Entries from a dataset
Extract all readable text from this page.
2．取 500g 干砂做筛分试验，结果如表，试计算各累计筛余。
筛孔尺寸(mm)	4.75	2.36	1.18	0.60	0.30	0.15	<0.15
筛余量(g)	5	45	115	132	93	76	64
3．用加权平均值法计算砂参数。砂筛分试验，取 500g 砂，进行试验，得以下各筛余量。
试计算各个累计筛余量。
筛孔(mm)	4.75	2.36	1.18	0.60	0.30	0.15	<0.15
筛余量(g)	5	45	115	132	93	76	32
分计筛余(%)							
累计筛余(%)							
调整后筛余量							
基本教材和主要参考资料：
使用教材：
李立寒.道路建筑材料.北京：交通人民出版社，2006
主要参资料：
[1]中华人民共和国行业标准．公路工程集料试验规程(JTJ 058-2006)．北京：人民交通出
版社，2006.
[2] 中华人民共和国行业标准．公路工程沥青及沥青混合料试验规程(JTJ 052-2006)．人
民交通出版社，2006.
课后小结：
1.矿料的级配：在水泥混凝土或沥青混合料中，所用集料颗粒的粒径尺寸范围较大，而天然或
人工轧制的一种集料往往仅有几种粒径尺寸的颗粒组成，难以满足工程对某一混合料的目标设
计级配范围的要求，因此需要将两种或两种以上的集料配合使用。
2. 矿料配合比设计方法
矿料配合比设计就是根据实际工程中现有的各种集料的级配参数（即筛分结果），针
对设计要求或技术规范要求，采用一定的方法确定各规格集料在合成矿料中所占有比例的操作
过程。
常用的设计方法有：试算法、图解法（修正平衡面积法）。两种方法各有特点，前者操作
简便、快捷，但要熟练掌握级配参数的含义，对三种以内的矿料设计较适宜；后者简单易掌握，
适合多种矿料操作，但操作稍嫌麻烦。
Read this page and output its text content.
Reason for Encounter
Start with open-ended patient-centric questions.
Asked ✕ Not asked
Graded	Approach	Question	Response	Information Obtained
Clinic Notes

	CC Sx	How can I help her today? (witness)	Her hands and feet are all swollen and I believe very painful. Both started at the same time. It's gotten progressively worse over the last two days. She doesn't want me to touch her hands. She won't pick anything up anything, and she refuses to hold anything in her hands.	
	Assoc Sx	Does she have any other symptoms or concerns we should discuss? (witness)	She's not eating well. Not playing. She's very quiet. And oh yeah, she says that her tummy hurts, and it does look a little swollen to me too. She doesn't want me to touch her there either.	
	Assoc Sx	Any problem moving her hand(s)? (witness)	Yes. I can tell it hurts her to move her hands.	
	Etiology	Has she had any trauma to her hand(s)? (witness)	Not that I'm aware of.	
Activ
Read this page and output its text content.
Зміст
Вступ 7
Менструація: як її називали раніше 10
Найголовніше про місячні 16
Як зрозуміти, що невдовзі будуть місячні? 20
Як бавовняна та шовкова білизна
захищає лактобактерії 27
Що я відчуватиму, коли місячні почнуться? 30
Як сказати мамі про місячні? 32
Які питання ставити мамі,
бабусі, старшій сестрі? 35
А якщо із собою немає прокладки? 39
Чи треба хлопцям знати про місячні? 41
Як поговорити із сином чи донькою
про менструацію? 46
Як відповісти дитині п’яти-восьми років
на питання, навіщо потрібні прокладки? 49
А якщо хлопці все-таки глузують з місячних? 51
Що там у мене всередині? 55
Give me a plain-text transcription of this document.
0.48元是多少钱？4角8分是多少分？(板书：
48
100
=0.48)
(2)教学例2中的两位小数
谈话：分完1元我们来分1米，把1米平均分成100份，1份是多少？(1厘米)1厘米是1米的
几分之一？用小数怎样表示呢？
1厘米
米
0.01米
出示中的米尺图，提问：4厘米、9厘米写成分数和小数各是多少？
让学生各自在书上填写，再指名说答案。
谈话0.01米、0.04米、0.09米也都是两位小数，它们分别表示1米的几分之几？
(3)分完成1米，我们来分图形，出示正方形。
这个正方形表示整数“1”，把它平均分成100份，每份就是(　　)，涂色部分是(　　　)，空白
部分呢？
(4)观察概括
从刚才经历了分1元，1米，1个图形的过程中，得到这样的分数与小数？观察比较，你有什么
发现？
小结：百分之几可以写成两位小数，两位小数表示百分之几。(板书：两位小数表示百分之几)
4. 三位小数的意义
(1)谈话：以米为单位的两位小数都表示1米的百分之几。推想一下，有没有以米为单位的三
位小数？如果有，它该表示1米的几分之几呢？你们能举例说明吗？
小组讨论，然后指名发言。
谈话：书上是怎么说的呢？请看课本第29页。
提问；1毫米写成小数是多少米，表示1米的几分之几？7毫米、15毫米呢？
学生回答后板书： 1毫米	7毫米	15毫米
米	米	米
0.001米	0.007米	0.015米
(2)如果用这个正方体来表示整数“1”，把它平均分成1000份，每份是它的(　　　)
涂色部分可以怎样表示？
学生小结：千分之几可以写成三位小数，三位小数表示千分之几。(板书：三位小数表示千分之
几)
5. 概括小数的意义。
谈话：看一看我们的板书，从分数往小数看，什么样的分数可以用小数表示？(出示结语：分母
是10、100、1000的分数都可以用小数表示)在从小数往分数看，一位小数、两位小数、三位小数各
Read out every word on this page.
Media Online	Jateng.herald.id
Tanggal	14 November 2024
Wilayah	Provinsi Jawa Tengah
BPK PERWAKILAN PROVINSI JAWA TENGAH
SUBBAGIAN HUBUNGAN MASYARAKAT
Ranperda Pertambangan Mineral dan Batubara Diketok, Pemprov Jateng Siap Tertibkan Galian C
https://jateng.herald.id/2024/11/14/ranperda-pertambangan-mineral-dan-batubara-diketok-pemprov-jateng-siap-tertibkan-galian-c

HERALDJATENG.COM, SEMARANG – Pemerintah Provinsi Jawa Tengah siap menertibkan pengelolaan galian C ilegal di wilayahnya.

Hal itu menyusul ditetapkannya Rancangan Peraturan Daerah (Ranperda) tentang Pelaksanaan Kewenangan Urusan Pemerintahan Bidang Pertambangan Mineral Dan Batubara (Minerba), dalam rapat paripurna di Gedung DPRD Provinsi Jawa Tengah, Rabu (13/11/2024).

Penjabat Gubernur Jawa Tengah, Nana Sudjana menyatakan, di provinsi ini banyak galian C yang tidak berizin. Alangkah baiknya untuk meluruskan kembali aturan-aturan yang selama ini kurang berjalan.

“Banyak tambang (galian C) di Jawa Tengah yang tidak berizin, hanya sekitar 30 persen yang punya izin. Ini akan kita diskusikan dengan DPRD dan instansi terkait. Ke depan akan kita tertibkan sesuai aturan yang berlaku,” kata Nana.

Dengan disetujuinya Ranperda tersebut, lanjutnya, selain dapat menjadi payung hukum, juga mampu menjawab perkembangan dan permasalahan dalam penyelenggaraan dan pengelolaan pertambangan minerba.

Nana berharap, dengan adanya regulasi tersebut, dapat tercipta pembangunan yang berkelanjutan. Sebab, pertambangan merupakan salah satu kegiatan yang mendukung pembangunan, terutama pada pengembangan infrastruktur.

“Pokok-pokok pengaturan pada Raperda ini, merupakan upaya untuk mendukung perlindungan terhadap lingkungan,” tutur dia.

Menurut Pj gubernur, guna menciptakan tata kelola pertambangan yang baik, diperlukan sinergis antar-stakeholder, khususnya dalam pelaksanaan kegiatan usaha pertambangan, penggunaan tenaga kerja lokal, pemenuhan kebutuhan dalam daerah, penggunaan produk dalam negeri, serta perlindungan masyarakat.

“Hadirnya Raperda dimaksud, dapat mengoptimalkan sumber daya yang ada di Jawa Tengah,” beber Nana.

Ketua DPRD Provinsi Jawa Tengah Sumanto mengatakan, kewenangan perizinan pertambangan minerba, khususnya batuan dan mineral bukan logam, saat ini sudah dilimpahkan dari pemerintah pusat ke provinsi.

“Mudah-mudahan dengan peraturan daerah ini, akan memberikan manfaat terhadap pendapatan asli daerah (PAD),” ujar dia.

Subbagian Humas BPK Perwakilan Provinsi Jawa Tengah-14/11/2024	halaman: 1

» **TASK TO COMPLETE**:
Look through the data above. Find each line with the string "that" and copy it.

» **RESPONSE TO THE TASK**:
	Assoc Sx	Does she have any other symptoms or concerns we should discuss? (witness)	She's not eating well. Not playing. She's very quiet. And oh yeah, she says that her tummy hurts, and it does look a little swollen to me too. She doesn't want me to touch her there either.	
	Etiology	Has she had any trauma to her hand(s)? (witness)	Not that I'm aware of.	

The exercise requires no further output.